**DO THIS**
Quote the entries in full, character for character, without their images.

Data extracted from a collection
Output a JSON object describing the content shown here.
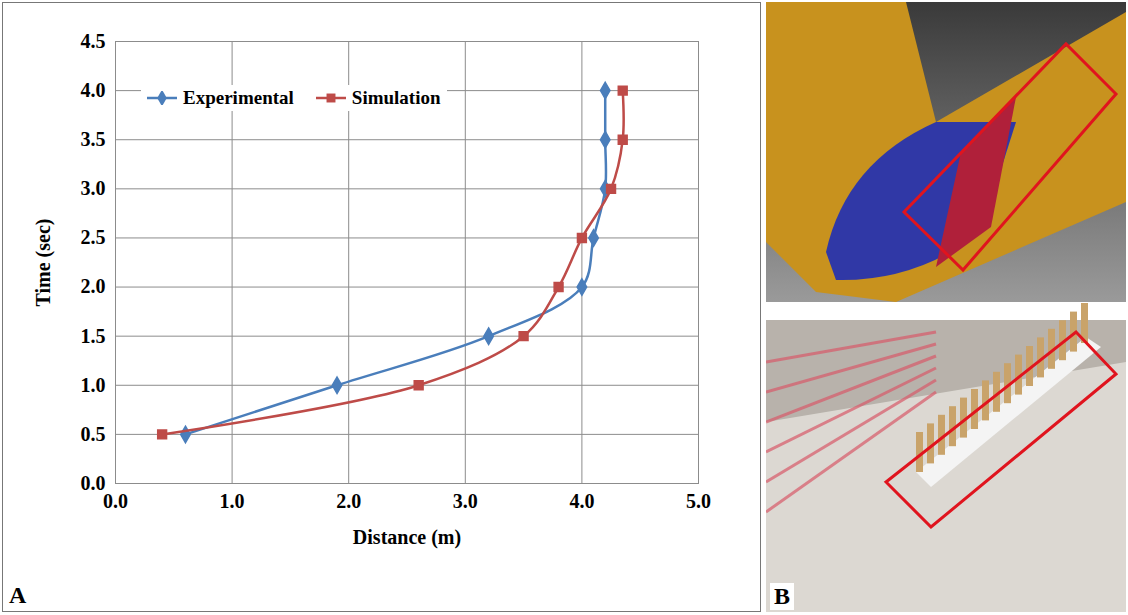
{
  "chart_data": {
    "type": "line",
    "panel_label": "A",
    "x_label": "Distance (m)",
    "y_label": "Time (sec)",
    "series": [
      {
        "name": "Experimental",
        "color": "#4a7ebb",
        "marker": "diamond",
        "line_style": "solid",
        "x": [
          0.6,
          1.9,
          3.2,
          4.0,
          4.1,
          4.2,
          4.2,
          4.2
        ],
        "y": [
          0.5,
          1.0,
          1.5,
          2.0,
          2.5,
          3.0,
          3.5,
          4.0
        ]
      },
      {
        "name": "Simulation",
        "color": "#be4b48",
        "marker": "square",
        "line_style": "solid",
        "x": [
          0.4,
          2.6,
          3.5,
          3.8,
          4.0,
          4.25,
          4.35,
          4.35
        ],
        "y": [
          0.5,
          1.0,
          1.5,
          2.0,
          2.5,
          3.0,
          3.5,
          4.0
        ]
      }
    ],
    "xlim": [
      0,
      5
    ],
    "xticks": [
      {
        "value": 0,
        "label": "0.0"
      },
      {
        "value": 1,
        "label": "1.0"
      },
      {
        "value": 2,
        "label": "2.0"
      },
      {
        "value": 3,
        "label": "3.0"
      },
      {
        "value": 4,
        "label": "4.0"
      },
      {
        "value": 5,
        "label": "5.0"
      }
    ],
    "ylim": [
      0,
      4.5
    ],
    "yticks": [
      {
        "value": 0,
        "label": "0.0"
      },
      0.5,
      {
        "value": 1,
        "label": "1.0"
      },
      1.5,
      {
        "value": 2,
        "label": "2.0"
      },
      2.5,
      {
        "value": 3,
        "label": "3.0"
      },
      3.5,
      {
        "value": 4,
        "label": "4.0"
      },
      4.5
    ],
    "grid": true,
    "legend": "upper left"
  },
  "panel_b": {
    "label": "B"
  }
}
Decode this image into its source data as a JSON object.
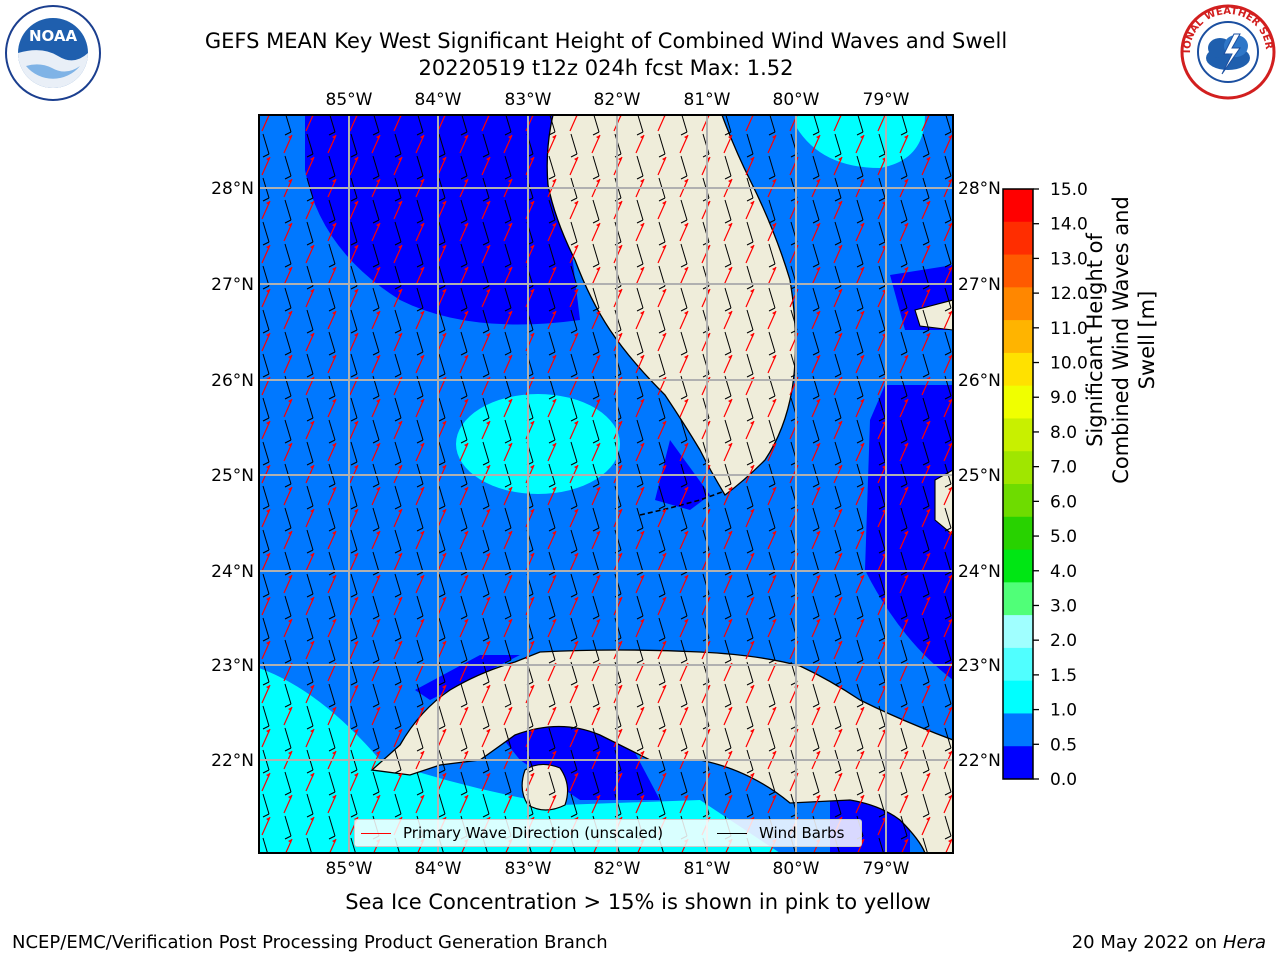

**WRITTEN ANSWER**
Output a JSON object describing the content shown here.
{
  "chart_data": {
    "type": "line",
    "panel_label": "A",
    "x_label": "Distance (m)",
    "y_label": "Time (sec)",
    "series": [
      {
        "name": "Experimental",
        "color": "#4a7ebb",
        "marker": "diamond",
        "line_style": "solid",
        "x": [
          0.6,
          1.9,
          3.2,
          4.0,
          4.1,
          4.2,
          4.2,
          4.2
        ],
        "y": [
          0.5,
          1.0,
          1.5,
          2.0,
          2.5,
          3.0,
          3.5,
          4.0
        ]
      },
      {
        "name": "Simulation",
        "color": "#be4b48",
        "marker": "square",
        "line_style": "solid",
        "x": [
          0.4,
          2.6,
          3.5,
          3.8,
          4.0,
          4.25,
          4.35,
          4.35
        ],
        "y": [
          0.5,
          1.0,
          1.5,
          2.0,
          2.5,
          3.0,
          3.5,
          4.0
        ]
      }
    ],
    "xlim": [
      0,
      5
    ],
    "xticks": [
      {
        "value": 0,
        "label": "0.0"
      },
      {
        "value": 1,
        "label": "1.0"
      },
      {
        "value": 2,
        "label": "2.0"
      },
      {
        "value": 3,
        "label": "3.0"
      },
      {
        "value": 4,
        "label": "4.0"
      },
      {
        "value": 5,
        "label": "5.0"
      }
    ],
    "ylim": [
      0,
      4.5
    ],
    "yticks": [
      {
        "value": 0,
        "label": "0.0"
      },
      0.5,
      {
        "value": 1,
        "label": "1.0"
      },
      1.5,
      {
        "value": 2,
        "label": "2.0"
      },
      2.5,
      {
        "value": 3,
        "label": "3.0"
      },
      3.5,
      {
        "value": 4,
        "label": "4.0"
      },
      4.5
    ],
    "grid": true,
    "legend": "upper left"
  },
  "panel_b": {
    "label": "B"
  }
}
Decode this image into its source data as a JSON object.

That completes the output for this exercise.